DESCRIPTION OF THE TASK: Show every line where "Областной" occurs.

^^^^^^^^^^^^^^^^

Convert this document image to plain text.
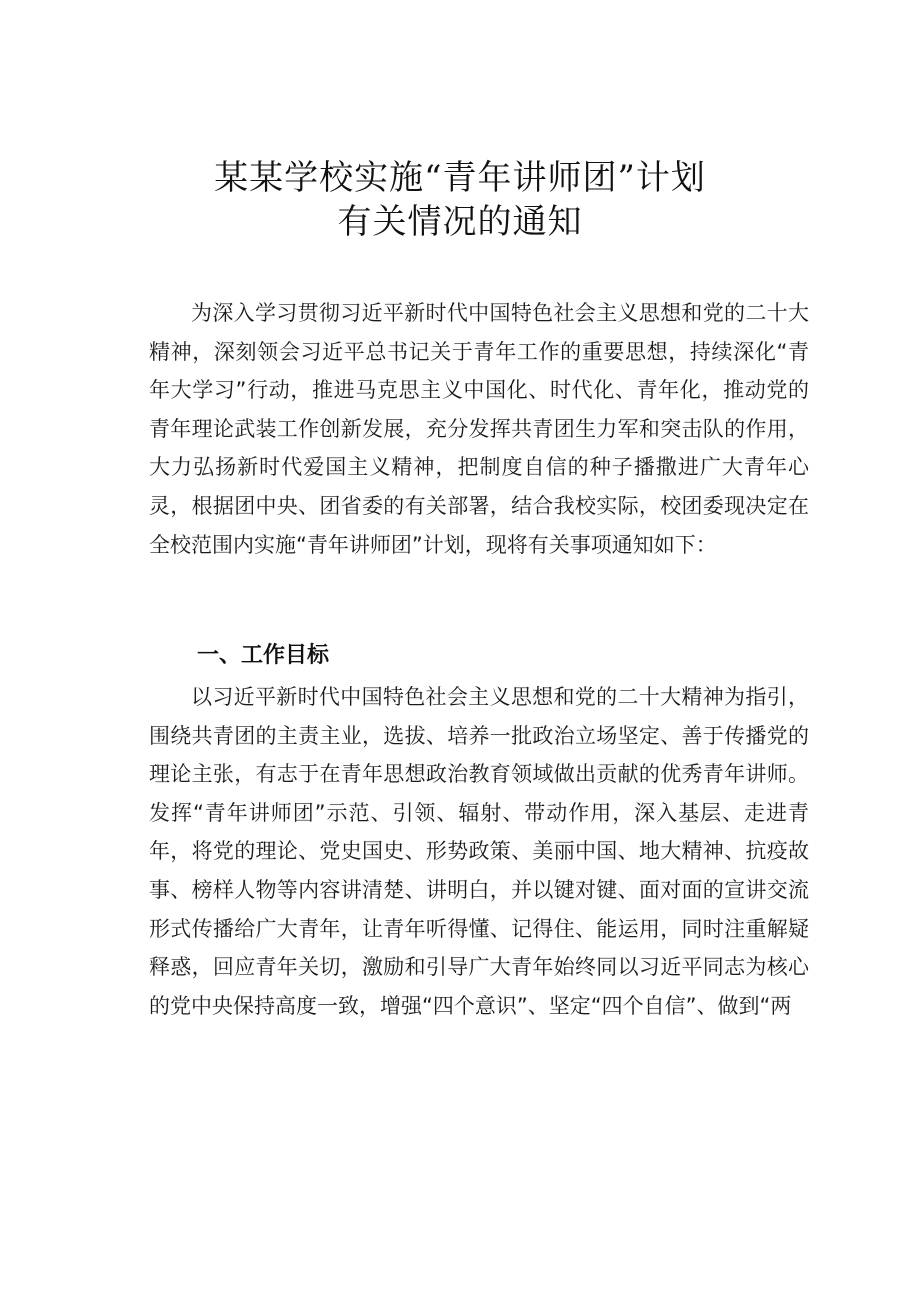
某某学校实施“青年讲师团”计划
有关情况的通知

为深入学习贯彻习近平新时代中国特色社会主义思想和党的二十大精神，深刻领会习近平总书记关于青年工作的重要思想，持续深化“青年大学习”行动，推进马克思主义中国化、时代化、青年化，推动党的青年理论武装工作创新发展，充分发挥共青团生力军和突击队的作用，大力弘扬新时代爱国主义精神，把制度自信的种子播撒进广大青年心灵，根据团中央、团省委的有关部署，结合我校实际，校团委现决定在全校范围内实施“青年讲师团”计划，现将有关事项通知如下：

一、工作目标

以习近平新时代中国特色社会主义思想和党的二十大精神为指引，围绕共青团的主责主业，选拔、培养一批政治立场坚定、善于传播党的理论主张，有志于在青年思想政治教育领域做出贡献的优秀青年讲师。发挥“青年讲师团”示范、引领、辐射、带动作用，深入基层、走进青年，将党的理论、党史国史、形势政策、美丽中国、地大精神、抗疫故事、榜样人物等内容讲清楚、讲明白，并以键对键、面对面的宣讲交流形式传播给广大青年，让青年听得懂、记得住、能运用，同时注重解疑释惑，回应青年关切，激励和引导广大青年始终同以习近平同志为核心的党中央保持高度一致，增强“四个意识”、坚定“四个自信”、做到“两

^^^^^^^^^^^^^^^^

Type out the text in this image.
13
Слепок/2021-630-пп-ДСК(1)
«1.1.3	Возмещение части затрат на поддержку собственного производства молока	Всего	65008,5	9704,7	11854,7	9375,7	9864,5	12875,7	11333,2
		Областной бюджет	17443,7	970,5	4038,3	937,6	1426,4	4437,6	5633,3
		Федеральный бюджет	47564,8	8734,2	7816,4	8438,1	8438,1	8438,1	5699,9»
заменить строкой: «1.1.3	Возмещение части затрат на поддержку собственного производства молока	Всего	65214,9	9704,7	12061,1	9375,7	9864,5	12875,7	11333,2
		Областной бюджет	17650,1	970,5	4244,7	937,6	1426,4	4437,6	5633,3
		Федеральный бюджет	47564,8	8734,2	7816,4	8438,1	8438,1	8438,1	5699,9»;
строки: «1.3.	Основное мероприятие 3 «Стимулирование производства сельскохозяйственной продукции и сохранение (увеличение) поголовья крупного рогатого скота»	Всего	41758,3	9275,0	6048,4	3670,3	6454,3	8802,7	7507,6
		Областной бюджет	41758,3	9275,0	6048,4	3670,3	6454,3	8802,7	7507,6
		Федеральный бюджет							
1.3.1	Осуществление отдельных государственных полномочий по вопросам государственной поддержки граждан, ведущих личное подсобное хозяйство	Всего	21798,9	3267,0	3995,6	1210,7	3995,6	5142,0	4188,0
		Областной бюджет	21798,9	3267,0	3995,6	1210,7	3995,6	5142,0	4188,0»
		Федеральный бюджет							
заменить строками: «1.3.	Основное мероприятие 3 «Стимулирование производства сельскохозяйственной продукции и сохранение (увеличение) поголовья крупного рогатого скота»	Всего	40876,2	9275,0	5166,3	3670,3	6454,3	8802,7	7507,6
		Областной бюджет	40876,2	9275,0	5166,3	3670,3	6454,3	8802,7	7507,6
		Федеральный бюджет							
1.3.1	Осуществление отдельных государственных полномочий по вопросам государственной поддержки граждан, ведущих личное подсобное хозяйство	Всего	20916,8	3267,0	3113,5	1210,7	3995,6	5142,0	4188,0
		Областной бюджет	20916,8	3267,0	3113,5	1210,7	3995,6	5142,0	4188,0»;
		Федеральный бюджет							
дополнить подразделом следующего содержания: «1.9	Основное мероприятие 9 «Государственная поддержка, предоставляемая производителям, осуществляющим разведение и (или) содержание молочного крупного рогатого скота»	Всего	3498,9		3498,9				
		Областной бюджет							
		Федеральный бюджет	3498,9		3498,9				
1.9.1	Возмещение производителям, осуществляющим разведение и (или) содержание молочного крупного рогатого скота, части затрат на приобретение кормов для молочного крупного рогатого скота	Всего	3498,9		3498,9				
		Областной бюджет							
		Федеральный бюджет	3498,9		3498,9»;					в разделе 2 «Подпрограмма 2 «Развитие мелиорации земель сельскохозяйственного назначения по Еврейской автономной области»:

^^^^^^^^^^^^^^^^

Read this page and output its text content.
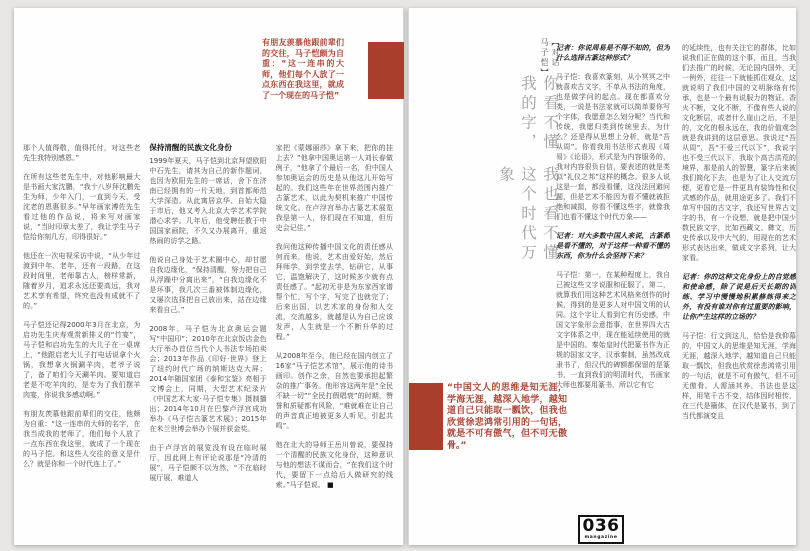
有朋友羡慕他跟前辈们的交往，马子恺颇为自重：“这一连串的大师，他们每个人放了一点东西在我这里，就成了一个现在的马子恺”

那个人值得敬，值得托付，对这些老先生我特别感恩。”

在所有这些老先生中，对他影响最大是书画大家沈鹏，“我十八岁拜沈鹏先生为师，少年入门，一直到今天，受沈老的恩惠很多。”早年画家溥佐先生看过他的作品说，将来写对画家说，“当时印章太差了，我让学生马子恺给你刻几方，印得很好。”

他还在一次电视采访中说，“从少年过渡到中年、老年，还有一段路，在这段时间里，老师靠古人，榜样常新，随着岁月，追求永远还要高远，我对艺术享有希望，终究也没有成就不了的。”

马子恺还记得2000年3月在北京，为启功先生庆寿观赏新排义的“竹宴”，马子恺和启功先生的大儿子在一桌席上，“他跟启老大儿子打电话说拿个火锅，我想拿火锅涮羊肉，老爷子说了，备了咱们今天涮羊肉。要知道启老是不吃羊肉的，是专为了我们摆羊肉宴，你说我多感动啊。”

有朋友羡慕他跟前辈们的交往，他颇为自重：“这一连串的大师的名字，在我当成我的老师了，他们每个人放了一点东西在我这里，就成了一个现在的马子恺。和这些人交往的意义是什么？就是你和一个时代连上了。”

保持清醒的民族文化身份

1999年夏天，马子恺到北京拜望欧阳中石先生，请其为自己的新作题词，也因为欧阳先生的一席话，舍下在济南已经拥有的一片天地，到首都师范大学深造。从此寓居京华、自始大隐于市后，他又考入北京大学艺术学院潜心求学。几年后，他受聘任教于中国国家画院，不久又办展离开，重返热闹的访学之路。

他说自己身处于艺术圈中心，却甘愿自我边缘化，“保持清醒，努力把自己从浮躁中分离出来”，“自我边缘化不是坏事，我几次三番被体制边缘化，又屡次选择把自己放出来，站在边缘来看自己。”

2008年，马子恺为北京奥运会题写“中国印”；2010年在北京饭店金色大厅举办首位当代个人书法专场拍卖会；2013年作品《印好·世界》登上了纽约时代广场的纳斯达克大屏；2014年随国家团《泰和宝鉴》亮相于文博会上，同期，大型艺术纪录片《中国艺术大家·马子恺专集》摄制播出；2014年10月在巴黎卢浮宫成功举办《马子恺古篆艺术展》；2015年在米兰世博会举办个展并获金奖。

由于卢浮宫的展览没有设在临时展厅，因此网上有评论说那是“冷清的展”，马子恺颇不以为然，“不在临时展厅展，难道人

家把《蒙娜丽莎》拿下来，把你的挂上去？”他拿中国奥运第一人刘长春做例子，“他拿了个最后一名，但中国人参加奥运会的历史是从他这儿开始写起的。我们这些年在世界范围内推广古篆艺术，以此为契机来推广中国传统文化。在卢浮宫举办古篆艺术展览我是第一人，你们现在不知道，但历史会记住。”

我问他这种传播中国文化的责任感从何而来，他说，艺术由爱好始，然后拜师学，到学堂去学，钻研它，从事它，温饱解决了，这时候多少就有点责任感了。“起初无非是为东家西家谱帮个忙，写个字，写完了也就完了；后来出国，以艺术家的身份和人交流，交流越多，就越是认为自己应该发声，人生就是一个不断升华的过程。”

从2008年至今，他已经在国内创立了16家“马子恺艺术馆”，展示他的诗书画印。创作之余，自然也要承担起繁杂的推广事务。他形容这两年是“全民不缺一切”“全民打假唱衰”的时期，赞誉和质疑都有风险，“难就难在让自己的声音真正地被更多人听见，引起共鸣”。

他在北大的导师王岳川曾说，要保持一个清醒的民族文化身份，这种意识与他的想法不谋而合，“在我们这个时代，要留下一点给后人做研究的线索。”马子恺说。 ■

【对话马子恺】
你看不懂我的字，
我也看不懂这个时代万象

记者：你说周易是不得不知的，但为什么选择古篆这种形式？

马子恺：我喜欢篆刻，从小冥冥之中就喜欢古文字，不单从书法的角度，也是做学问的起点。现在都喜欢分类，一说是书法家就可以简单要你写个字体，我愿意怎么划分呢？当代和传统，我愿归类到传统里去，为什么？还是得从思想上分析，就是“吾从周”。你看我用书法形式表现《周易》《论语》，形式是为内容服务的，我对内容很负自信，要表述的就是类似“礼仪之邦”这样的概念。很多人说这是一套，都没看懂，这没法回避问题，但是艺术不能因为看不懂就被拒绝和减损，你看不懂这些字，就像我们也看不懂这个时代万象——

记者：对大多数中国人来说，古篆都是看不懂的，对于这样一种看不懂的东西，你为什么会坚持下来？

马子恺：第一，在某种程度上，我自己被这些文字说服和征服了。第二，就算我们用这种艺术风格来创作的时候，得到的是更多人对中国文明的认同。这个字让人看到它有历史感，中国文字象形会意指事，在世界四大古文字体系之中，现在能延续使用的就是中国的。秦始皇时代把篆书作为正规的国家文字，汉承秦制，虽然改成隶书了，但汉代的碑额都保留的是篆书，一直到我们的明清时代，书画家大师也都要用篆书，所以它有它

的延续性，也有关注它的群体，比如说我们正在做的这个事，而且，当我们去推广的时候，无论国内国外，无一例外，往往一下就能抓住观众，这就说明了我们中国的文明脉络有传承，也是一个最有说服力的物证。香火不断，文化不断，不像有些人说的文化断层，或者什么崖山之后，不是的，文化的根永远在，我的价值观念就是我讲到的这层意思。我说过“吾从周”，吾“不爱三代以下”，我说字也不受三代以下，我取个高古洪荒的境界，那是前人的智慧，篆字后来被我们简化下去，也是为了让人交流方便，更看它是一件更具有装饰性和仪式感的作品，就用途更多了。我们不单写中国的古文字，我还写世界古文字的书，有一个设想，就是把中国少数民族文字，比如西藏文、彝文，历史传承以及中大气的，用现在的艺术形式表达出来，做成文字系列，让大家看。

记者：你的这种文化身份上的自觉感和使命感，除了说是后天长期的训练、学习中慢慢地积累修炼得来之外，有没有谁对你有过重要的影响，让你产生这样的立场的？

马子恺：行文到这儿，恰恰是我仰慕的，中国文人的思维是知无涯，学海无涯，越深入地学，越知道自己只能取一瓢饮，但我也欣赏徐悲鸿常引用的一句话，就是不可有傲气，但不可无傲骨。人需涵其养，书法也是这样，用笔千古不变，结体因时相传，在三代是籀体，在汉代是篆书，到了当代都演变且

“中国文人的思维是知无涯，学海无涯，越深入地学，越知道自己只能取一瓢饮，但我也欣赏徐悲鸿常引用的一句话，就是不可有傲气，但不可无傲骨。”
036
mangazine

^^^^^^^^^^^^^^^^

SOLUTION FOR THIS PROBLEM:
		Областной бюджет	17443,7	970,5	4038,3	937,6	1426,4	4437,6	5633,3
		Областной бюджет	17650,1	970,5	4244,7	937,6	1426,4	4437,6	5633,3
		Областной бюджет	41758,3	9275,0	6048,4	3670,3	6454,3	8802,7	7507,6
		Областной бюджет	21798,9	3267,0	3995,6	1210,7	3995,6	5142,0	4188,0»
		Областной бюджет	40876,2	9275,0	5166,3	3670,3	6454,3	8802,7	7507,6
		Областной бюджет	20916,8	3267,0	3113,5	1210,7	3995,6	5142,0	4188,0»;
		Областной бюджет							
		Областной бюджет							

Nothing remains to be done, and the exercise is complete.